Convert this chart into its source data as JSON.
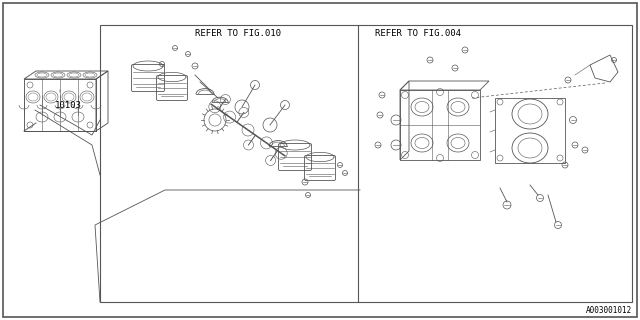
{
  "bg_color": "#ffffff",
  "line_color": "#555555",
  "text_color": "#000000",
  "part_number": "10103",
  "ref_fig010": "REFER TO FIG.010",
  "ref_fig004": "REFER TO FIG.004",
  "part_code": "A003001012",
  "lw_border": 1.0,
  "lw_comp": 0.6,
  "lw_thin": 0.4
}
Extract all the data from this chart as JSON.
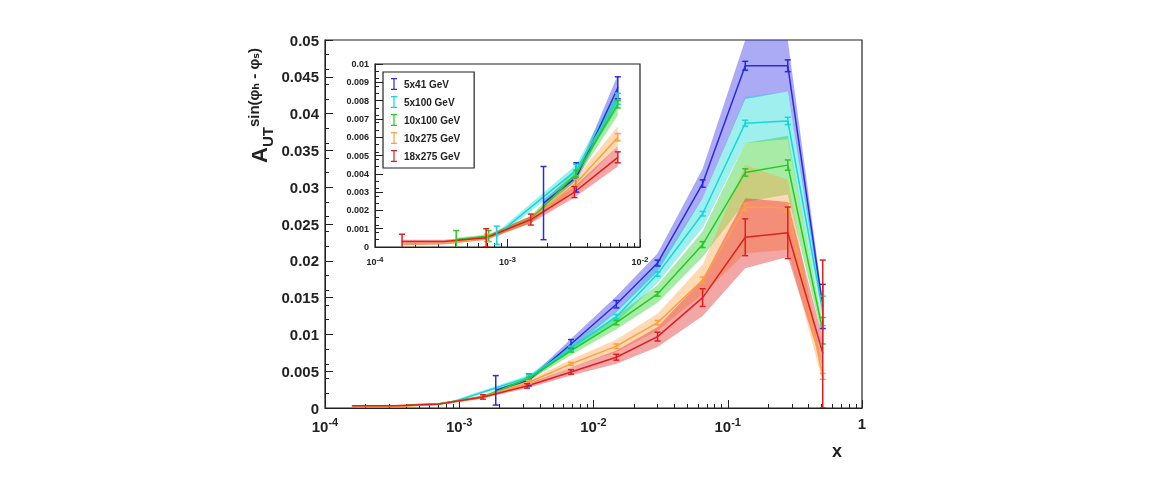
------
▸ Your goal: Without the images, write out each line of the data verbatim.

▸ Response:
Convert this chart into its source data as JSON.
{
  "bg_color": "#ffffff",
  "line_color": "#555555",
  "text_color": "#000000",
  "part_number": "10103",
  "ref_fig010": "REFER TO FIG.010",
  "ref_fig004": "REFER TO FIG.004",
  "part_code": "A003001012",
  "lw_border": 1.0,
  "lw_comp": 0.6,
  "lw_thin": 0.4
}
Extract all the data from this chart as JSON.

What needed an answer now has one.